## Task to complete:
Rename "legend-marker" to "legend-swatch" everywhere in the lines below, and leave everything else as it is.

>> BEGIN Raw data

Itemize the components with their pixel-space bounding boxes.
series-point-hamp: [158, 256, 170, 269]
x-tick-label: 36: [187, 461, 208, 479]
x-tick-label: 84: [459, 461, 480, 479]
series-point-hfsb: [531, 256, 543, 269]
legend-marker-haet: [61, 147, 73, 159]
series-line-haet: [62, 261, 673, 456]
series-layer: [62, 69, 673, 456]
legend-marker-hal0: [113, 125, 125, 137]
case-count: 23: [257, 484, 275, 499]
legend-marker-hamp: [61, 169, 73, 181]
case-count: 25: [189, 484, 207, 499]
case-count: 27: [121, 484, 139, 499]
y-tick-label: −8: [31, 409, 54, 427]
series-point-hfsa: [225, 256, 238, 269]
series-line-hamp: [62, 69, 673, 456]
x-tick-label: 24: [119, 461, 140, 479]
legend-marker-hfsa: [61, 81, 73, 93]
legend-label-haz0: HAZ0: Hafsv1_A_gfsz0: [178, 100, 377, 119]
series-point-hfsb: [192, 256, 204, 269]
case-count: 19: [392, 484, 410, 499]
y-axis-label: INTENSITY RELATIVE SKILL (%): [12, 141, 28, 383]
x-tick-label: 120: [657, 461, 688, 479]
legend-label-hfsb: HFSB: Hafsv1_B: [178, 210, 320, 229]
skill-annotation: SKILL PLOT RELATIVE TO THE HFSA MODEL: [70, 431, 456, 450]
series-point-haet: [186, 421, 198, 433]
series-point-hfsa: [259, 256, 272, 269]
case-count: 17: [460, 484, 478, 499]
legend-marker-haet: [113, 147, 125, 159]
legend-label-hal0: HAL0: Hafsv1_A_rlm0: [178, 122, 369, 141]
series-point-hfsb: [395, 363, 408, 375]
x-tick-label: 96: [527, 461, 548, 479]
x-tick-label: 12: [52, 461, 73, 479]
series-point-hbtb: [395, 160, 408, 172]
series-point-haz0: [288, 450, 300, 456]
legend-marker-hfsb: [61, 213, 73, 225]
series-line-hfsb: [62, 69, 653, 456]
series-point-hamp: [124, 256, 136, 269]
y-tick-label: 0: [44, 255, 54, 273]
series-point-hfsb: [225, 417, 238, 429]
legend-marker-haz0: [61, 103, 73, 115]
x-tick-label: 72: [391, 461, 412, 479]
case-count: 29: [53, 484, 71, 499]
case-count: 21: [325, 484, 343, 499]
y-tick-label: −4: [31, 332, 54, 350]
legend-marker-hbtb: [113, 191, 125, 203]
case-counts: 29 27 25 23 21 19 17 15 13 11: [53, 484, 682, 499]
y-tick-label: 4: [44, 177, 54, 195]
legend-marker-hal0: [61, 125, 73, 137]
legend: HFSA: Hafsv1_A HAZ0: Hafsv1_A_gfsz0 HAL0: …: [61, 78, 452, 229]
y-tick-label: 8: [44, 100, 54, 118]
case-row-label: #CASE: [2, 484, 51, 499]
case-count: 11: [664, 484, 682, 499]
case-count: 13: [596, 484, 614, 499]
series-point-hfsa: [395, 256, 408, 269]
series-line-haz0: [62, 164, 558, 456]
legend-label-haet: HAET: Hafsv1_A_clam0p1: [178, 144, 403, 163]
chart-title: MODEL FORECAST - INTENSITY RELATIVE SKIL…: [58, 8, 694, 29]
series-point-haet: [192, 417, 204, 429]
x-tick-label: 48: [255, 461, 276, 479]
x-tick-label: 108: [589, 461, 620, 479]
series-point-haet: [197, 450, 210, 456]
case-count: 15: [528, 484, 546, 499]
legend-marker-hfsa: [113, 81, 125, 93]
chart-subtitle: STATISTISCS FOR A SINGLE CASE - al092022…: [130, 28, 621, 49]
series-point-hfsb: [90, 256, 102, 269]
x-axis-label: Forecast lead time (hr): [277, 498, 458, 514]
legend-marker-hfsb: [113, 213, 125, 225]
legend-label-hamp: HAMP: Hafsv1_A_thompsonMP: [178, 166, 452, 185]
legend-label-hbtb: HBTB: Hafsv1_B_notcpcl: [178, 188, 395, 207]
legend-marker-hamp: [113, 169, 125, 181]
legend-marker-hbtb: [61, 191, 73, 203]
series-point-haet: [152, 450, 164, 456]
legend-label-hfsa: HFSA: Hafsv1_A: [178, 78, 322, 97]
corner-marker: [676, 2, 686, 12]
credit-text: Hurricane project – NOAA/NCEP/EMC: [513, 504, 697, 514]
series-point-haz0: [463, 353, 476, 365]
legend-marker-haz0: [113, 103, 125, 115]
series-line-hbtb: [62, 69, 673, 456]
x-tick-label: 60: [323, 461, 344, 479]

>> END Raw data

## Complete answer:
Itemize the components with their pixel-space bounding boxes.
series-point-hamp: [158, 256, 170, 269]
x-tick-label: 36: [187, 461, 208, 479]
x-tick-label: 84: [459, 461, 480, 479]
series-point-hfsb: [531, 256, 543, 269]
legend-swatch-haet: [61, 147, 73, 159]
series-line-haet: [62, 261, 673, 456]
series-layer: [62, 69, 673, 456]
legend-swatch-hal0: [113, 125, 125, 137]
case-count: 23: [257, 484, 275, 499]
legend-swatch-hamp: [61, 169, 73, 181]
case-count: 25: [189, 484, 207, 499]
case-count: 27: [121, 484, 139, 499]
y-tick-label: −8: [31, 409, 54, 427]
series-point-hfsa: [225, 256, 238, 269]
series-line-hamp: [62, 69, 673, 456]
x-tick-label: 24: [119, 461, 140, 479]
legend-swatch-hfsa: [61, 81, 73, 93]
legend-label-haz0: HAZ0: Hafsv1_A_gfsz0: [178, 100, 377, 119]
series-point-hfsb: [192, 256, 204, 269]
case-count: 19: [392, 484, 410, 499]
y-axis-label: INTENSITY RELATIVE SKILL (%): [12, 141, 28, 383]
x-tick-label: 120: [657, 461, 688, 479]
legend-label-hfsb: HFSB: Hafsv1_B: [178, 210, 320, 229]
skill-annotation: SKILL PLOT RELATIVE TO THE HFSA MODEL: [70, 431, 456, 450]
series-point-haet: [186, 421, 198, 433]
series-point-hfsa: [259, 256, 272, 269]
case-count: 17: [460, 484, 478, 499]
legend-swatch-haet: [113, 147, 125, 159]
legend-label-hal0: HAL0: Hafsv1_A_rlm0: [178, 122, 369, 141]
series-point-hfsb: [395, 363, 408, 375]
x-tick-label: 96: [527, 461, 548, 479]
x-tick-label: 12: [52, 461, 73, 479]
series-point-hbtb: [395, 160, 408, 172]
series-point-haz0: [288, 450, 300, 456]
legend-swatch-hfsb: [61, 213, 73, 225]
series-line-hfsb: [62, 69, 653, 456]
series-point-hamp: [124, 256, 136, 269]
y-tick-label: 0: [44, 255, 54, 273]
series-point-hfsb: [225, 417, 238, 429]
legend-swatch-haz0: [61, 103, 73, 115]
x-tick-label: 72: [391, 461, 412, 479]
case-count: 29: [53, 484, 71, 499]
case-count: 21: [325, 484, 343, 499]
y-tick-label: −4: [31, 332, 54, 350]
legend-swatch-hbtb: [113, 191, 125, 203]
case-counts: 29 27 25 23 21 19 17 15 13 11: [53, 484, 682, 499]
y-tick-label: 4: [44, 177, 54, 195]
legend-swatch-hal0: [61, 125, 73, 137]
legend: HFSA: Hafsv1_A HAZ0: Hafsv1_A_gfsz0 HAL0: …: [61, 78, 452, 229]
y-tick-label: 8: [44, 100, 54, 118]
case-row-label: #CASE: [2, 484, 51, 499]
case-count: 11: [664, 484, 682, 499]
case-count: 13: [596, 484, 614, 499]
series-point-hfsa: [395, 256, 408, 269]
series-line-haz0: [62, 164, 558, 456]
legend-label-haet: HAET: Hafsv1_A_clam0p1: [178, 144, 403, 163]
chart-title: MODEL FORECAST - INTENSITY RELATIVE SKIL…: [58, 8, 694, 29]
series-point-haet: [192, 417, 204, 429]
x-tick-label: 48: [255, 461, 276, 479]
x-tick-label: 108: [589, 461, 620, 479]
series-point-haet: [197, 450, 210, 456]
case-count: 15: [528, 484, 546, 499]
legend-swatch-hfsa: [113, 81, 125, 93]
chart-subtitle: STATISTISCS FOR A SINGLE CASE - al092022…: [130, 28, 621, 49]
series-point-hfsb: [90, 256, 102, 269]
x-axis-label: Forecast lead time (hr): [277, 498, 458, 514]
legend-swatch-hfsb: [113, 213, 125, 225]
legend-label-hamp: HAMP: Hafsv1_A_thompsonMP: [178, 166, 452, 185]
legend-label-hbtb: HBTB: Hafsv1_B_notcpcl: [178, 188, 395, 207]
legend-swatch-hamp: [113, 169, 125, 181]
legend-swatch-hbtb: [61, 191, 73, 203]
series-point-haet: [152, 450, 164, 456]
legend-label-hfsa: HFSA: Hafsv1_A: [178, 78, 322, 97]
corner-marker: [676, 2, 686, 12]
credit-text: Hurricane project – NOAA/NCEP/EMC: [513, 504, 697, 514]
series-point-haz0: [463, 353, 476, 365]
legend-swatch-haz0: [113, 103, 125, 115]
series-line-hbtb: [62, 69, 673, 456]
x-tick-label: 60: [323, 461, 344, 479]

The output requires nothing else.